**INSTRUCTION:**
Locate the lines where "подачи" occurs and copy them as they stand.

**DATA TO USE:**
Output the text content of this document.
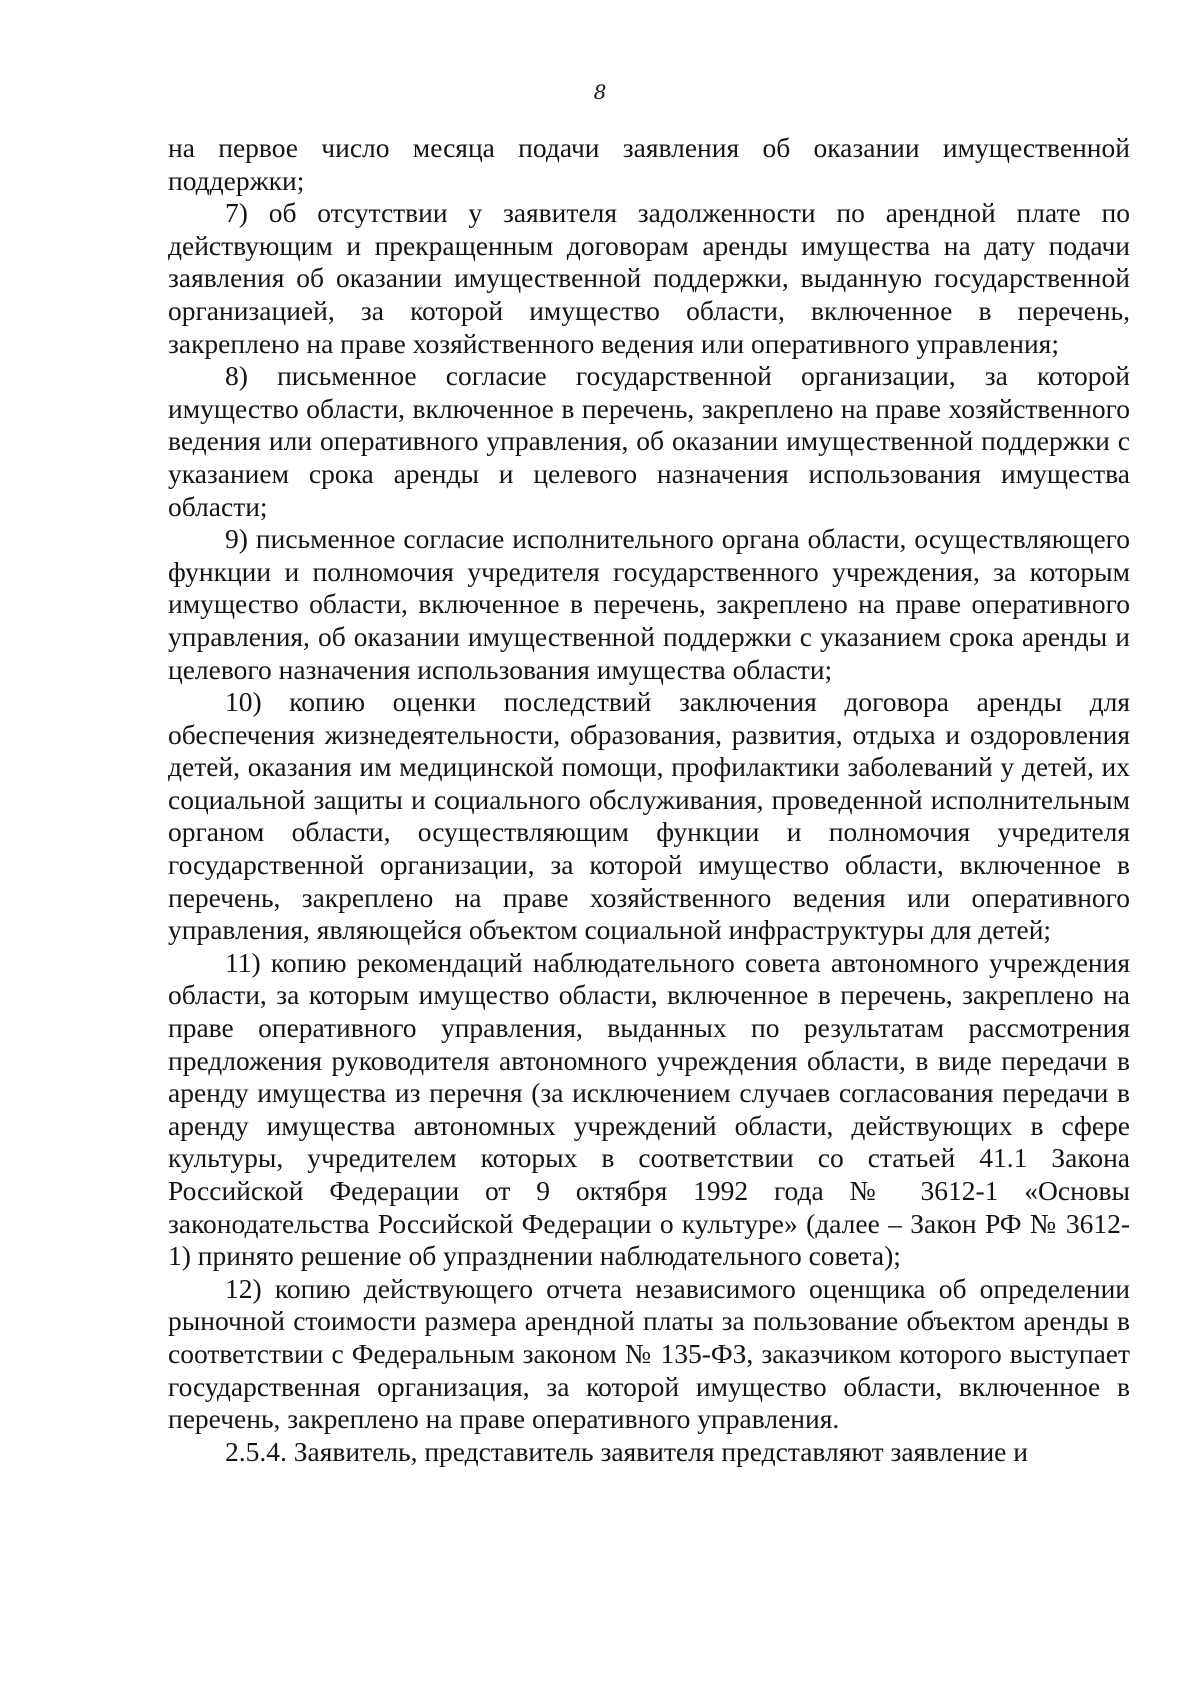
8

на первое число месяца подачи заявления об оказании имущественной поддержки;

7) об отсутствии у заявителя задолженности по арендной плате по действующим и прекращенным договорам аренды имущества на дату подачи заявления об оказании имущественной поддержки, выданную государственной организацией, за которой имущество области, включенное в перечень, закреплено на праве хозяйственного ведения или оперативного управления;

8) письменное согласие государственной организации, за которой имущество области, включенное в перечень, закреплено на праве хозяйственного ведения или оперативного управления, об оказании имущественной поддержки с указанием срока аренды и целевого назначения использования имущества области;

9) письменное согласие исполнительного органа области, осуществляющего функции и полномочия учредителя государственного учреждения, за которым имущество области, включенное в перечень, закреплено на праве оперативного управления, об оказании имущественной поддержки с указанием срока аренды и целевого назначения использования имущества области;

10) копию оценки последствий заключения договора аренды для обеспечения жизнедеятельности, образования, развития, отдыха и оздоровления детей, оказания им медицинской помощи, профилактики заболеваний у детей, их социальной защиты и социального обслуживания, проведенной исполнительным органом области, осуществляющим функции и полномочия учредителя государственной организации, за которой имущество области, включенное в перечень, закреплено на праве хозяйственного ведения или оперативного управления, являющейся объектом социальной инфраструктуры для детей;

11) копию рекомендаций наблюдательного совета автономного учреждения области, за которым имущество области, включенное в перечень, закреплено на праве оперативного управления, выданных по результатам рассмотрения предложения руководителя автономного учреждения области, в виде передачи в аренду имущества из перечня (за исключением случаев согласования передачи в аренду имущества автономных учреждений области, действующих в сфере культуры, учредителем которых в соответствии со статьей 41.1 Закона Российской Федерации от 9 октября 1992 года № 3612-1 «Основы законодательства Российской Федерации о культуре» (далее – Закон РФ № 3612-1) принято решение об упразднении наблюдательного совета);

12) копию действующего отчета независимого оценщика об определении рыночной стоимости размера арендной платы за пользование объектом аренды в соответствии с Федеральным законом № 135-ФЗ, заказчиком которого выступает государственная организация, за которой имущество области, включенное в перечень, закреплено на праве оперативного управления.

2.5.4. Заявитель, представитель заявителя представляют заявление и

**SOLUTION TO THE PROBLEM:**
на первое число месяца подачи заявления об оказании имущественной поддержки;
7) об отсутствии у заявителя задолженности по арендной плате по действующим и прекращенным договорам аренды имущества на дату подачи заявления об оказании имущественной поддержки, выданную государственной организацией, за которой имущество области, включенное в перечень, закреплено на праве хозяйственного ведения или оперативного управления;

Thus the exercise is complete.